Every line below that holds the string "icon" should be copied out.

□ □ □ □ □ □ □

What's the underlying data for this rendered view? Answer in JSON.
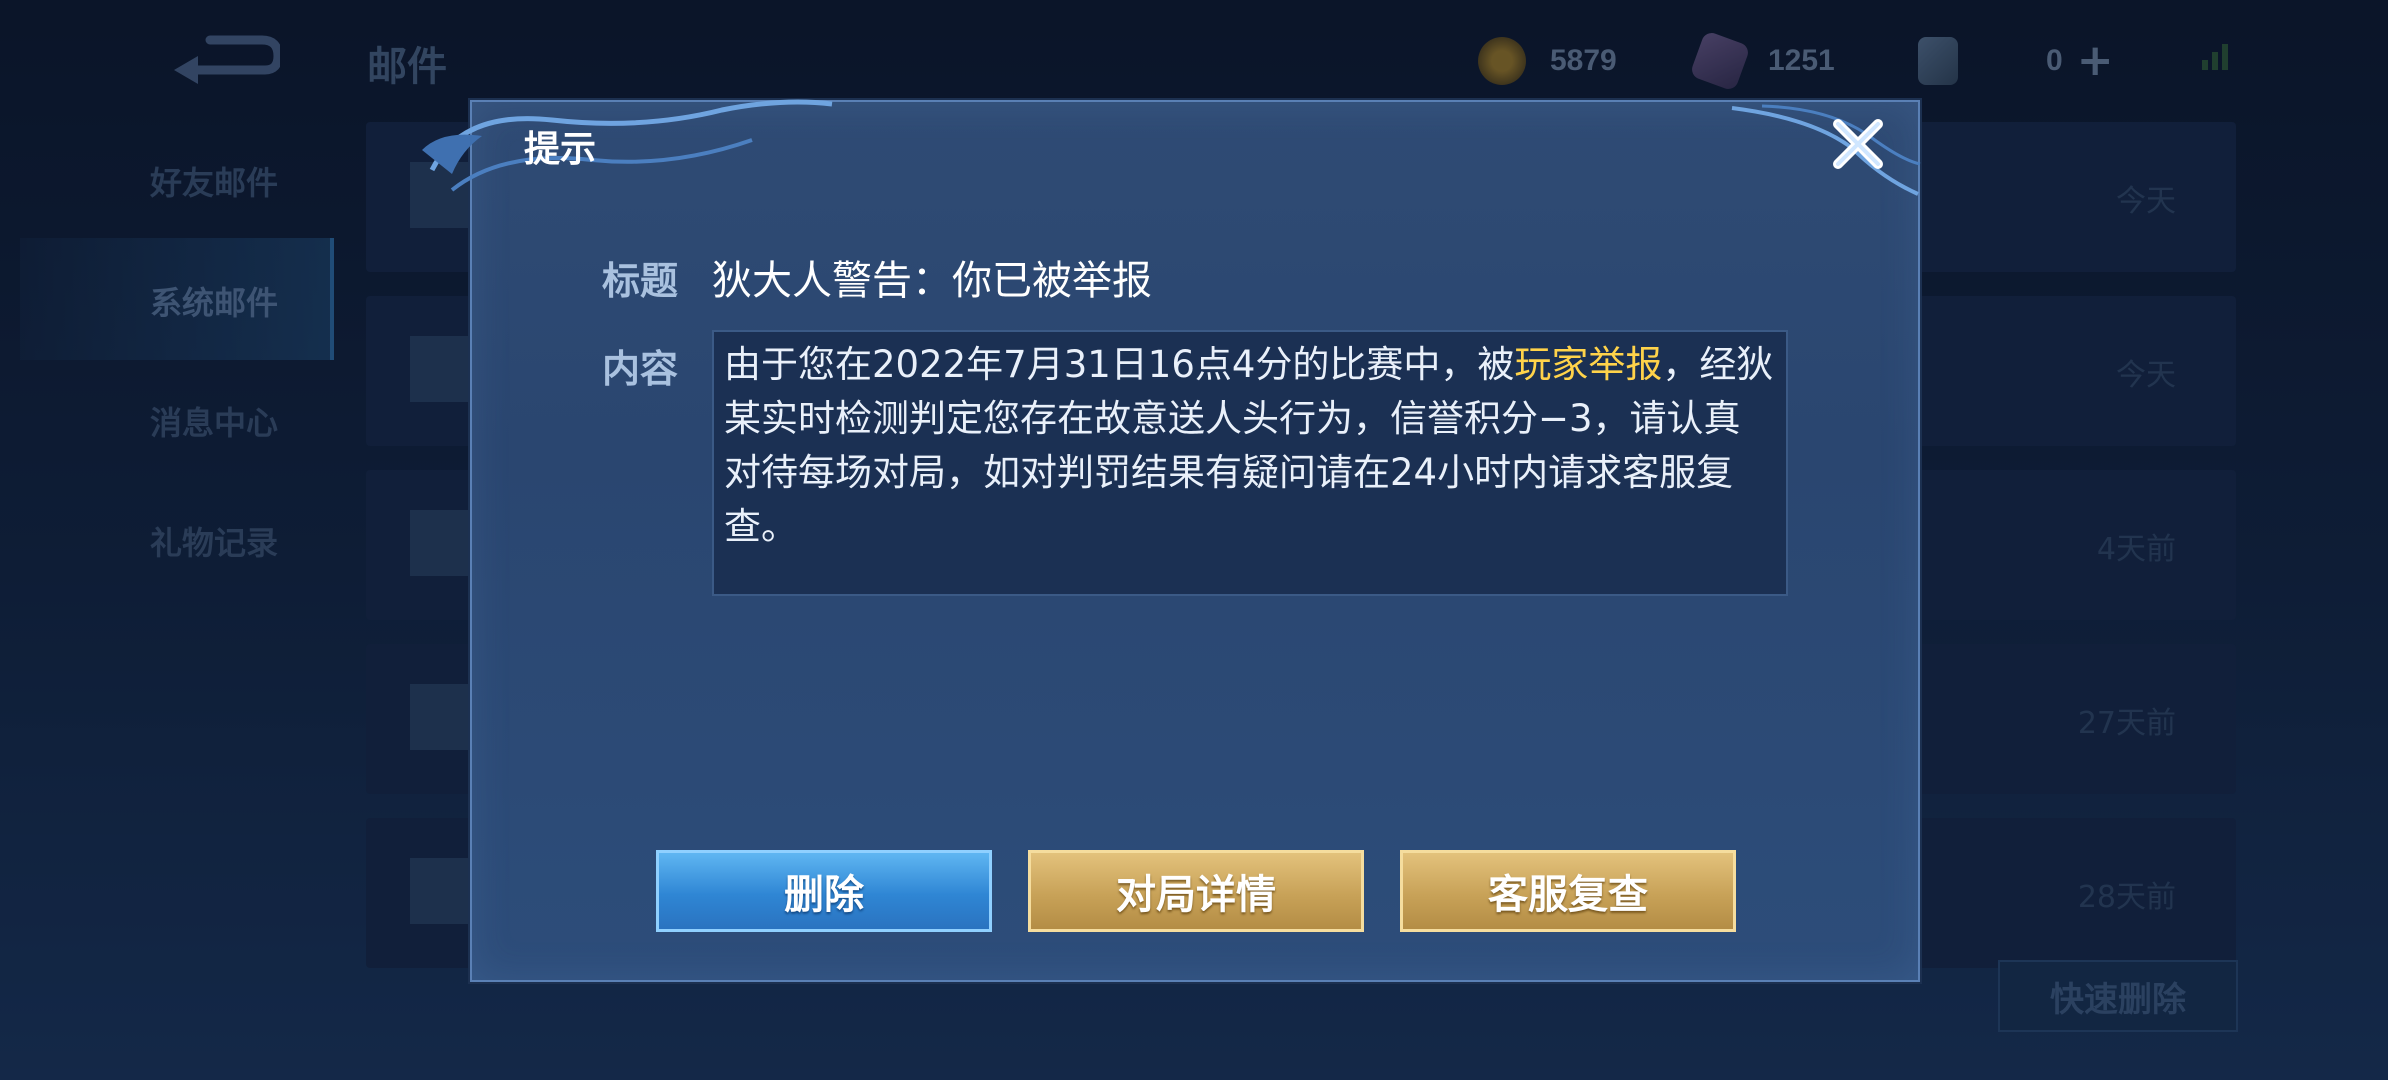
{
  "header": {
    "title": "邮件",
    "currencies": [
      {
        "icon": "gold-coin-icon",
        "value": "5879"
      },
      {
        "icon": "diamond-icon",
        "value": "1251"
      },
      {
        "icon": "voucher-icon",
        "value": "0"
      }
    ],
    "plus_label": "+"
  },
  "sidebar": {
    "items": [
      {
        "label": "好友邮件"
      },
      {
        "label": "系统邮件",
        "active": true
      },
      {
        "label": "消息中心"
      },
      {
        "label": "礼物记录"
      }
    ]
  },
  "mails": [
    {
      "time": "今天"
    },
    {
      "time": "今天"
    },
    {
      "time": "4天前"
    },
    {
      "time": "27天前"
    },
    {
      "time": "28天前"
    }
  ],
  "quick_delete_label": "快速删除",
  "dialog": {
    "title": "提示",
    "subject_label": "标题",
    "subject": "狄大人警告：你已被举报",
    "content_label": "内容",
    "content_before": "由于您在2022年7月31日16点4分的比赛中，被",
    "content_highlight": "玩家举报",
    "content_after": "，经狄某实时检测判定您存在故意送人头行为，信誉积分−3，请认真对待每场对局，如对判罚结果有疑问请在24小时内请求客服复查。",
    "buttons": {
      "delete": "删除",
      "match_details": "对局详情",
      "customer_review": "客服复查"
    }
  },
  "colors": {
    "highlight": "#ffd34a",
    "blue_button": "#2f86d4",
    "gold_button": "#c8a258"
  }
}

□ □ □ □ □ □ □

(Task solution)
        "icon": "gold-coin-icon",
        "icon": "diamond-icon",
        "icon": "voucher-icon",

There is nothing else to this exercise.